**Exercise data:**
╔══
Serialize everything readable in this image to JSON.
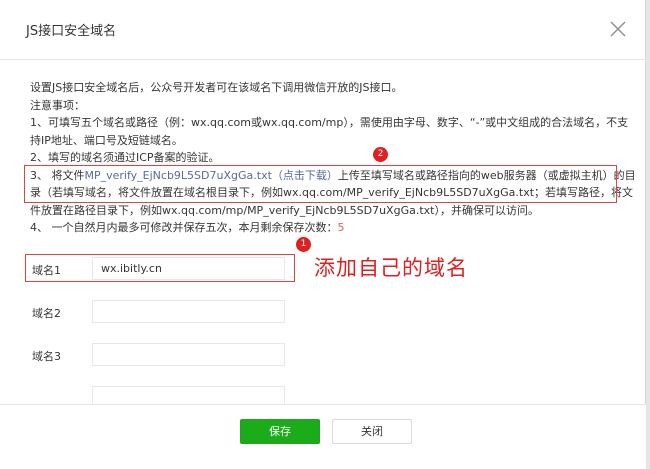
{
  "dialog": {
    "title": "JS接口安全域名"
  },
  "notes": {
    "intro": "设置JS接口安全域名后，公众号开发者可在该域名下调用微信开放的JS接口。",
    "heading": "注意事项：",
    "item1_line1": "1、可填写五个域名或路径（例：wx.qq.com或wx.qq.com/mp），需使用由字母、数字、“-”或中文组成的合法域名，不支",
    "item1_line2": "持IP地址、端口号及短链域名。",
    "item2": "2、填写的域名须通过ICP备案的验证。",
    "item3_prefix": "3、 将文件",
    "item3_file_link": "MP_verify_EjNcb9L5SD7uXgGa.txt（点击下载）",
    "item3_suffix": "上传至填写域名或路径指向的web服务器（或虚拟主机）的目",
    "item3_line2": "录（若填写域名，将文件放置在域名根目录下，例如wx.qq.com/MP_verify_EjNcb9L5SD7uXgGa.txt；若填写路径，将文",
    "item3_line3": "件放置在路径目录下，例如wx.qq.com/mp/MP_verify_EjNcb9L5SD7uXgGa.txt），并确保可以访问。",
    "item4_prefix": "4、 一个自然月内最多可修改并保存五次，本月剩余保存次数：",
    "item4_count": "5"
  },
  "badges": {
    "badge1": "1",
    "badge2": "2"
  },
  "fields": [
    {
      "label": "域名1",
      "value": "wx.ibitly.cn"
    },
    {
      "label": "域名2",
      "value": ""
    },
    {
      "label": "域名3",
      "value": ""
    }
  ],
  "annotation": "添加自己的域名",
  "footer": {
    "save_label": "保存",
    "close_label": "关闭"
  },
  "colors": {
    "primary": "#1aad19",
    "link": "#576b95",
    "annotation_red": "#e02020"
  }
}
╚══
**Direction:** Repeat the data exactly, excluding the pictures.

**Final answer:**
Serialize everything readable in this image to JSON.
{
  "dialog": {
    "title": "JS接口安全域名"
  },
  "notes": {
    "intro": "设置JS接口安全域名后，公众号开发者可在该域名下调用微信开放的JS接口。",
    "heading": "注意事项：",
    "item1_line1": "1、可填写五个域名或路径（例：wx.qq.com或wx.qq.com/mp），需使用由字母、数字、“-”或中文组成的合法域名，不支",
    "item1_line2": "持IP地址、端口号及短链域名。",
    "item2": "2、填写的域名须通过ICP备案的验证。",
    "item3_prefix": "3、 将文件",
    "item3_file_link": "MP_verify_EjNcb9L5SD7uXgGa.txt（点击下载）",
    "item3_suffix": "上传至填写域名或路径指向的web服务器（或虚拟主机）的目",
    "item3_line2": "录（若填写域名，将文件放置在域名根目录下，例如wx.qq.com/MP_verify_EjNcb9L5SD7uXgGa.txt；若填写路径，将文",
    "item3_line3": "件放置在路径目录下，例如wx.qq.com/mp/MP_verify_EjNcb9L5SD7uXgGa.txt），并确保可以访问。",
    "item4_prefix": "4、 一个自然月内最多可修改并保存五次，本月剩余保存次数：",
    "item4_count": "5"
  },
  "badges": {
    "badge1": "1",
    "badge2": "2"
  },
  "fields": [
    {
      "label": "域名1",
      "value": "wx.ibitly.cn"
    },
    {
      "label": "域名2",
      "value": ""
    },
    {
      "label": "域名3",
      "value": ""
    }
  ],
  "annotation": "添加自己的域名",
  "footer": {
    "save_label": "保存",
    "close_label": "关闭"
  },
  "colors": {
    "primary": "#1aad19",
    "link": "#576b95",
    "annotation_red": "#e02020"
  }
}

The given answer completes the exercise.